Dataset entries on figures

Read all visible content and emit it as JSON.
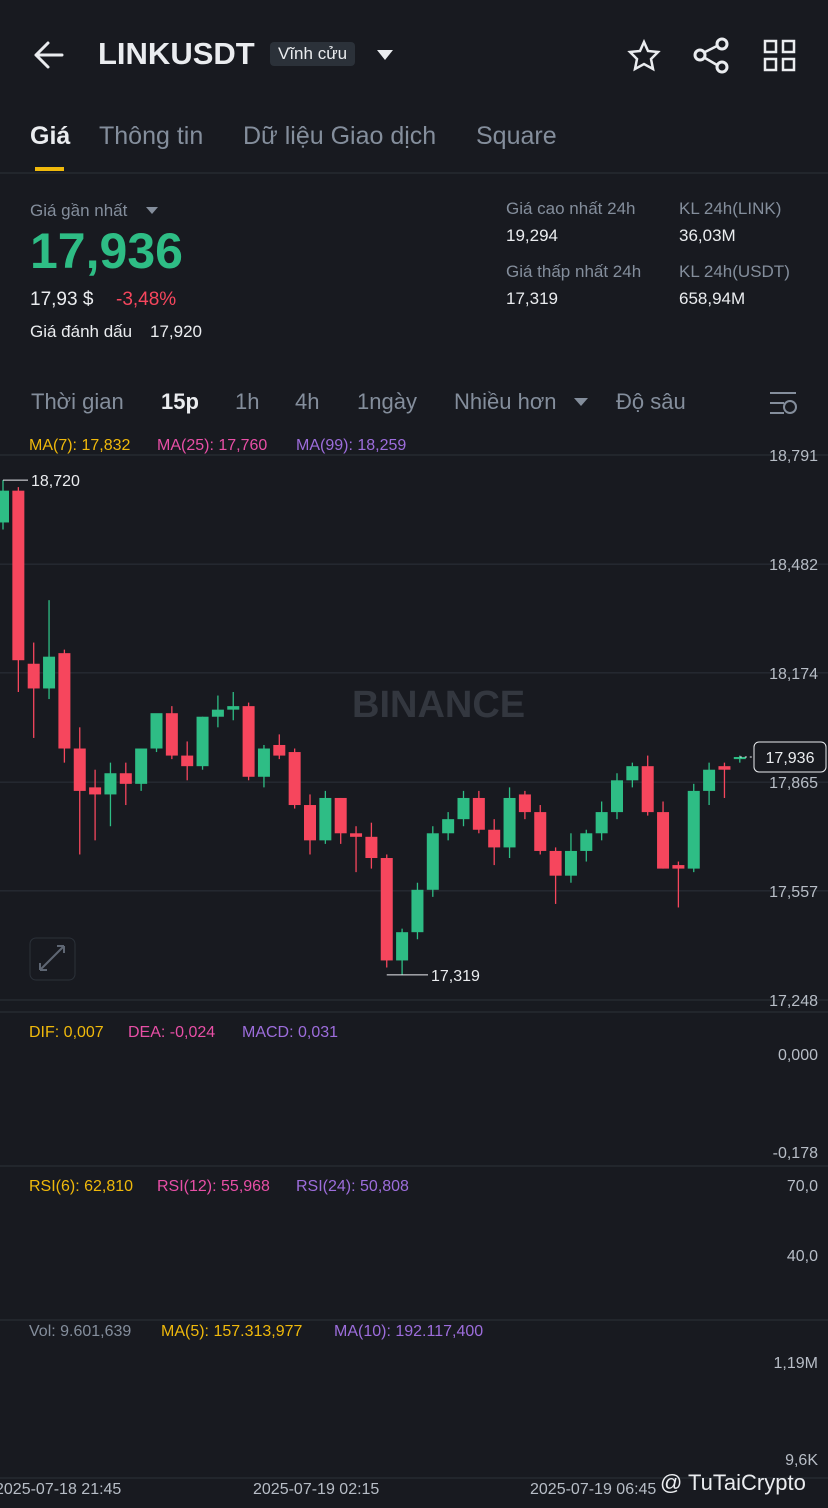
{
  "header": {
    "symbol": "LINKUSDT",
    "badge": "Vĩnh cửu"
  },
  "tabs": [
    "Giá",
    "Thông tin",
    "Dữ liệu Giao dịch",
    "Square"
  ],
  "price": {
    "last_label": "Giá gần nhất",
    "last": "17,936",
    "usd": "17,93 $",
    "change": "-3,48%",
    "mark_label": "Giá đánh dấu",
    "mark": "17,920"
  },
  "stats": [
    {
      "label": "Giá cao nhất 24h",
      "value": "19,294"
    },
    {
      "label": "KL 24h(LINK)",
      "value": "36,03M"
    },
    {
      "label": "Giá thấp nhất 24h",
      "value": "17,319"
    },
    {
      "label": "KL 24h(USDT)",
      "value": "658,94M"
    }
  ],
  "intervals": [
    "Thời gian",
    "15p",
    "1h",
    "4h",
    "1ngày",
    "Nhiều hơn",
    "Độ sâu"
  ],
  "chart_data": {
    "type": "candlestick",
    "watermark": "BINANCE",
    "ma_labels": [
      "MA(7): 17,832",
      "MA(25): 17,760",
      "MA(99): 18,259"
    ],
    "ylim": [
      17.248,
      18.791
    ],
    "yticks": [
      {
        "value": 18.791,
        "label": "18,791"
      },
      {
        "value": 18.482,
        "label": "18,482"
      },
      {
        "value": 18.174,
        "label": "18,174"
      },
      {
        "value": 17.865,
        "label": "17,865"
      },
      {
        "value": 17.557,
        "label": "17,557"
      },
      {
        "value": 17.248,
        "label": "17,248"
      }
    ],
    "high": {
      "value": 18.72,
      "label": "18,720"
    },
    "low": {
      "value": 17.319,
      "label": "17,319"
    },
    "last": {
      "value": 17.936,
      "label": "17,936"
    },
    "up_color": "#2ebd85",
    "down_color": "#f6465d",
    "ohlc": [
      [
        18.6,
        18.72,
        18.58,
        18.69
      ],
      [
        18.69,
        18.7,
        18.12,
        18.21
      ],
      [
        18.2,
        18.26,
        17.99,
        18.13
      ],
      [
        18.13,
        18.38,
        18.1,
        18.22
      ],
      [
        18.23,
        18.24,
        17.92,
        17.96
      ],
      [
        17.96,
        18.02,
        17.66,
        17.84
      ],
      [
        17.85,
        17.9,
        17.7,
        17.83
      ],
      [
        17.83,
        17.92,
        17.74,
        17.89
      ],
      [
        17.89,
        17.92,
        17.8,
        17.86
      ],
      [
        17.86,
        17.96,
        17.84,
        17.96
      ],
      [
        17.96,
        18.05,
        17.95,
        18.06
      ],
      [
        18.06,
        18.08,
        17.93,
        17.94
      ],
      [
        17.94,
        17.98,
        17.87,
        17.91
      ],
      [
        17.91,
        18.05,
        17.9,
        18.05
      ],
      [
        18.05,
        18.11,
        18.02,
        18.07
      ],
      [
        18.07,
        18.12,
        18.04,
        18.08
      ],
      [
        18.08,
        18.09,
        17.87,
        17.88
      ],
      [
        17.88,
        17.97,
        17.85,
        17.96
      ],
      [
        17.97,
        18.0,
        17.93,
        17.94
      ],
      [
        17.95,
        17.96,
        17.79,
        17.8
      ],
      [
        17.8,
        17.83,
        17.66,
        17.7
      ],
      [
        17.7,
        17.84,
        17.69,
        17.82
      ],
      [
        17.82,
        17.82,
        17.69,
        17.72
      ],
      [
        17.72,
        17.74,
        17.61,
        17.71
      ],
      [
        17.71,
        17.75,
        17.62,
        17.65
      ],
      [
        17.65,
        17.66,
        17.34,
        17.36
      ],
      [
        17.36,
        17.45,
        17.32,
        17.44
      ],
      [
        17.44,
        17.58,
        17.42,
        17.56
      ],
      [
        17.56,
        17.74,
        17.54,
        17.72
      ],
      [
        17.72,
        17.78,
        17.7,
        17.76
      ],
      [
        17.76,
        17.84,
        17.74,
        17.82
      ],
      [
        17.82,
        17.84,
        17.72,
        17.73
      ],
      [
        17.73,
        17.76,
        17.63,
        17.68
      ],
      [
        17.68,
        17.85,
        17.65,
        17.82
      ],
      [
        17.83,
        17.84,
        17.76,
        17.78
      ],
      [
        17.78,
        17.8,
        17.66,
        17.67
      ],
      [
        17.67,
        17.68,
        17.52,
        17.6
      ],
      [
        17.6,
        17.72,
        17.58,
        17.67
      ],
      [
        17.67,
        17.73,
        17.64,
        17.72
      ],
      [
        17.72,
        17.81,
        17.7,
        17.78
      ],
      [
        17.78,
        17.89,
        17.76,
        17.87
      ],
      [
        17.87,
        17.92,
        17.85,
        17.91
      ],
      [
        17.91,
        17.94,
        17.77,
        17.78
      ],
      [
        17.78,
        17.81,
        17.62,
        17.62
      ],
      [
        17.63,
        17.64,
        17.51,
        17.62
      ],
      [
        17.62,
        17.86,
        17.61,
        17.84
      ],
      [
        17.84,
        17.92,
        17.8,
        17.9
      ],
      [
        17.91,
        17.92,
        17.82,
        17.9
      ],
      [
        17.93,
        17.94,
        17.92,
        17.936
      ]
    ]
  },
  "macd": {
    "labels": [
      "DIF: 0,007",
      "DEA: -0,024",
      "MACD: 0,031"
    ],
    "ticks": [
      "0,000",
      "-0,178"
    ]
  },
  "rsi": {
    "labels": [
      "RSI(6): 62,810",
      "RSI(12): 55,968",
      "RSI(24): 50,808"
    ],
    "ticks": [
      "70,0",
      "40,0"
    ]
  },
  "volume": {
    "labels": [
      "Vol: 9.601,639",
      "MA(5): 157.313,977",
      "MA(10): 192.117,400"
    ],
    "ticks": [
      "1,19M",
      "9,6K"
    ]
  },
  "dates": [
    "2025-07-18 21:45",
    "2025-07-19 02:15",
    "2025-07-19 06:45"
  ],
  "footer": "@ TuTaiCrypto"
}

WHAT YOU WILL DO =>
Reproduce every record above exactly, but leave out the pictures.

THE SOLUTION =>
Read all visible content and emit it as JSON.
{
  "header": {
    "symbol": "LINKUSDT",
    "badge": "Vĩnh cửu"
  },
  "tabs": [
    "Giá",
    "Thông tin",
    "Dữ liệu Giao dịch",
    "Square"
  ],
  "price": {
    "last_label": "Giá gần nhất",
    "last": "17,936",
    "usd": "17,93 $",
    "change": "-3,48%",
    "mark_label": "Giá đánh dấu",
    "mark": "17,920"
  },
  "stats": [
    {
      "label": "Giá cao nhất 24h",
      "value": "19,294"
    },
    {
      "label": "KL 24h(LINK)",
      "value": "36,03M"
    },
    {
      "label": "Giá thấp nhất 24h",
      "value": "17,319"
    },
    {
      "label": "KL 24h(USDT)",
      "value": "658,94M"
    }
  ],
  "intervals": [
    "Thời gian",
    "15p",
    "1h",
    "4h",
    "1ngày",
    "Nhiều hơn",
    "Độ sâu"
  ],
  "chart_data": {
    "type": "candlestick",
    "watermark": "BINANCE",
    "ma_labels": [
      "MA(7): 17,832",
      "MA(25): 17,760",
      "MA(99): 18,259"
    ],
    "ylim": [
      17.248,
      18.791
    ],
    "yticks": [
      {
        "value": 18.791,
        "label": "18,791"
      },
      {
        "value": 18.482,
        "label": "18,482"
      },
      {
        "value": 18.174,
        "label": "18,174"
      },
      {
        "value": 17.865,
        "label": "17,865"
      },
      {
        "value": 17.557,
        "label": "17,557"
      },
      {
        "value": 17.248,
        "label": "17,248"
      }
    ],
    "high": {
      "value": 18.72,
      "label": "18,720"
    },
    "low": {
      "value": 17.319,
      "label": "17,319"
    },
    "last": {
      "value": 17.936,
      "label": "17,936"
    },
    "up_color": "#2ebd85",
    "down_color": "#f6465d",
    "ohlc": [
      [
        18.6,
        18.72,
        18.58,
        18.69
      ],
      [
        18.69,
        18.7,
        18.12,
        18.21
      ],
      [
        18.2,
        18.26,
        17.99,
        18.13
      ],
      [
        18.13,
        18.38,
        18.1,
        18.22
      ],
      [
        18.23,
        18.24,
        17.92,
        17.96
      ],
      [
        17.96,
        18.02,
        17.66,
        17.84
      ],
      [
        17.85,
        17.9,
        17.7,
        17.83
      ],
      [
        17.83,
        17.92,
        17.74,
        17.89
      ],
      [
        17.89,
        17.92,
        17.8,
        17.86
      ],
      [
        17.86,
        17.96,
        17.84,
        17.96
      ],
      [
        17.96,
        18.05,
        17.95,
        18.06
      ],
      [
        18.06,
        18.08,
        17.93,
        17.94
      ],
      [
        17.94,
        17.98,
        17.87,
        17.91
      ],
      [
        17.91,
        18.05,
        17.9,
        18.05
      ],
      [
        18.05,
        18.11,
        18.02,
        18.07
      ],
      [
        18.07,
        18.12,
        18.04,
        18.08
      ],
      [
        18.08,
        18.09,
        17.87,
        17.88
      ],
      [
        17.88,
        17.97,
        17.85,
        17.96
      ],
      [
        17.97,
        18.0,
        17.93,
        17.94
      ],
      [
        17.95,
        17.96,
        17.79,
        17.8
      ],
      [
        17.8,
        17.83,
        17.66,
        17.7
      ],
      [
        17.7,
        17.84,
        17.69,
        17.82
      ],
      [
        17.82,
        17.82,
        17.69,
        17.72
      ],
      [
        17.72,
        17.74,
        17.61,
        17.71
      ],
      [
        17.71,
        17.75,
        17.62,
        17.65
      ],
      [
        17.65,
        17.66,
        17.34,
        17.36
      ],
      [
        17.36,
        17.45,
        17.32,
        17.44
      ],
      [
        17.44,
        17.58,
        17.42,
        17.56
      ],
      [
        17.56,
        17.74,
        17.54,
        17.72
      ],
      [
        17.72,
        17.78,
        17.7,
        17.76
      ],
      [
        17.76,
        17.84,
        17.74,
        17.82
      ],
      [
        17.82,
        17.84,
        17.72,
        17.73
      ],
      [
        17.73,
        17.76,
        17.63,
        17.68
      ],
      [
        17.68,
        17.85,
        17.65,
        17.82
      ],
      [
        17.83,
        17.84,
        17.76,
        17.78
      ],
      [
        17.78,
        17.8,
        17.66,
        17.67
      ],
      [
        17.67,
        17.68,
        17.52,
        17.6
      ],
      [
        17.6,
        17.72,
        17.58,
        17.67
      ],
      [
        17.67,
        17.73,
        17.64,
        17.72
      ],
      [
        17.72,
        17.81,
        17.7,
        17.78
      ],
      [
        17.78,
        17.89,
        17.76,
        17.87
      ],
      [
        17.87,
        17.92,
        17.85,
        17.91
      ],
      [
        17.91,
        17.94,
        17.77,
        17.78
      ],
      [
        17.78,
        17.81,
        17.62,
        17.62
      ],
      [
        17.63,
        17.64,
        17.51,
        17.62
      ],
      [
        17.62,
        17.86,
        17.61,
        17.84
      ],
      [
        17.84,
        17.92,
        17.8,
        17.9
      ],
      [
        17.91,
        17.92,
        17.82,
        17.9
      ],
      [
        17.93,
        17.94,
        17.92,
        17.936
      ]
    ]
  },
  "macd": {
    "labels": [
      "DIF: 0,007",
      "DEA: -0,024",
      "MACD: 0,031"
    ],
    "ticks": [
      "0,000",
      "-0,178"
    ]
  },
  "rsi": {
    "labels": [
      "RSI(6): 62,810",
      "RSI(12): 55,968",
      "RSI(24): 50,808"
    ],
    "ticks": [
      "70,0",
      "40,0"
    ]
  },
  "volume": {
    "labels": [
      "Vol: 9.601,639",
      "MA(5): 157.313,977",
      "MA(10): 192.117,400"
    ],
    "ticks": [
      "1,19M",
      "9,6K"
    ]
  },
  "dates": [
    "2025-07-18 21:45",
    "2025-07-19 02:15",
    "2025-07-19 06:45"
  ],
  "footer": "@ TuTaiCrypto"
}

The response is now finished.